Data entries:
※ ※ ※

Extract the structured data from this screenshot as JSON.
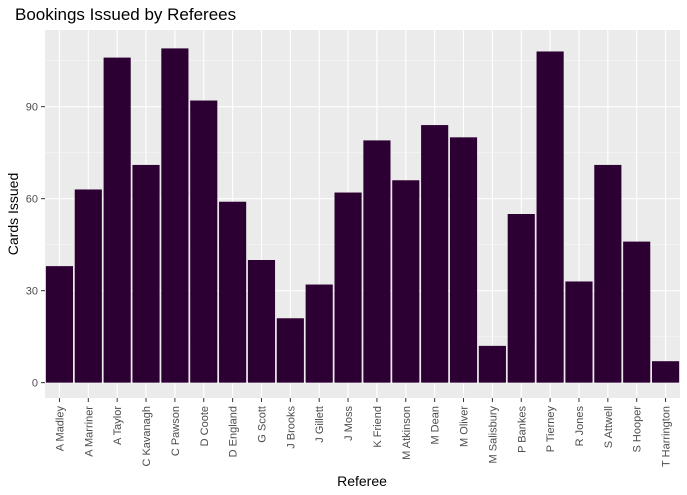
{
  "chart_data": {
    "type": "bar",
    "title": "Bookings Issued by Referees",
    "xlabel": "Referee",
    "ylabel": "Cards Issued",
    "categories": [
      "A Madley",
      "A Marriner",
      "A Taylor",
      "C Kavanagh",
      "C Pawson",
      "D Coote",
      "D England",
      "G Scott",
      "J Brooks",
      "J Gillett",
      "J Moss",
      "K Friend",
      "M Atkinson",
      "M Dean",
      "M Oliver",
      "M Salisbury",
      "P Bankes",
      "P Tierney",
      "R Jones",
      "S Attwell",
      "S Hooper",
      "T Harrington"
    ],
    "values": [
      38,
      63,
      106,
      71,
      109,
      92,
      59,
      40,
      21,
      32,
      62,
      79,
      66,
      84,
      80,
      12,
      55,
      108,
      33,
      71,
      46,
      7
    ],
    "yticks": [
      0,
      30,
      60,
      90
    ],
    "ylim": [
      -5,
      115
    ],
    "grid": true,
    "legend": "none",
    "colors": {
      "bar": "#2d0033",
      "panel": "#ebebeb",
      "grid_major": "#ffffff",
      "grid_minor": "#f5f5f5"
    }
  }
}
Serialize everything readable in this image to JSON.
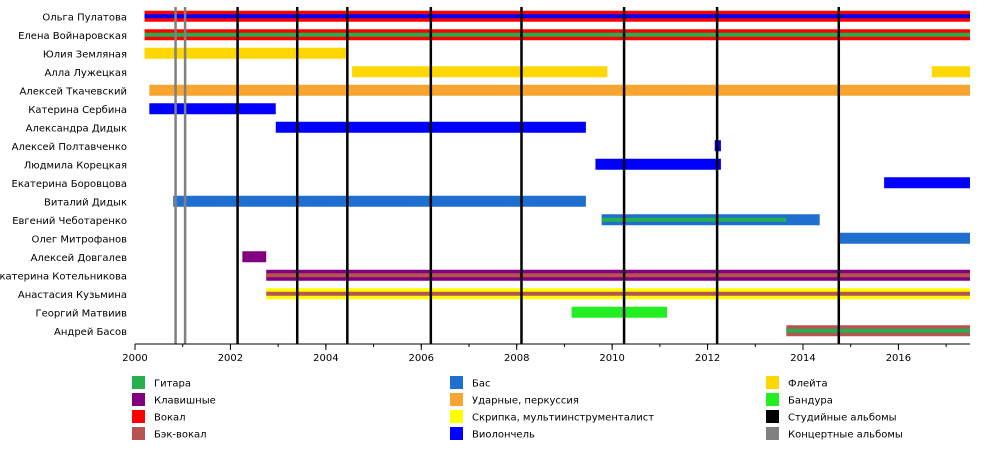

※ ※ ※

** TASK DIRECTIONS **
Output the entries above exactly. Drop the pictures.

** TASK RESULT **
Extract the structured data from this screenshot as JSON.
{
  "chart_data": {
    "type": "bar",
    "title": "Bookings Issued by Referees",
    "xlabel": "Referee",
    "ylabel": "Cards Issued",
    "categories": [
      "A Madley",
      "A Marriner",
      "A Taylor",
      "C Kavanagh",
      "C Pawson",
      "D Coote",
      "D England",
      "G Scott",
      "J Brooks",
      "J Gillett",
      "J Moss",
      "K Friend",
      "M Atkinson",
      "M Dean",
      "M Oliver",
      "M Salisbury",
      "P Bankes",
      "P Tierney",
      "R Jones",
      "S Attwell",
      "S Hooper",
      "T Harrington"
    ],
    "values": [
      38,
      63,
      106,
      71,
      109,
      92,
      59,
      40,
      21,
      32,
      62,
      79,
      66,
      84,
      80,
      12,
      55,
      108,
      33,
      71,
      46,
      7
    ],
    "yticks": [
      0,
      30,
      60,
      90
    ],
    "ylim": [
      -5,
      115
    ],
    "grid": true,
    "legend": "none",
    "colors": {
      "bar": "#2d0033",
      "panel": "#ebebeb",
      "grid_major": "#ffffff",
      "grid_minor": "#f5f5f5"
    }
  }
}
Serialize everything readable in this image to JSON.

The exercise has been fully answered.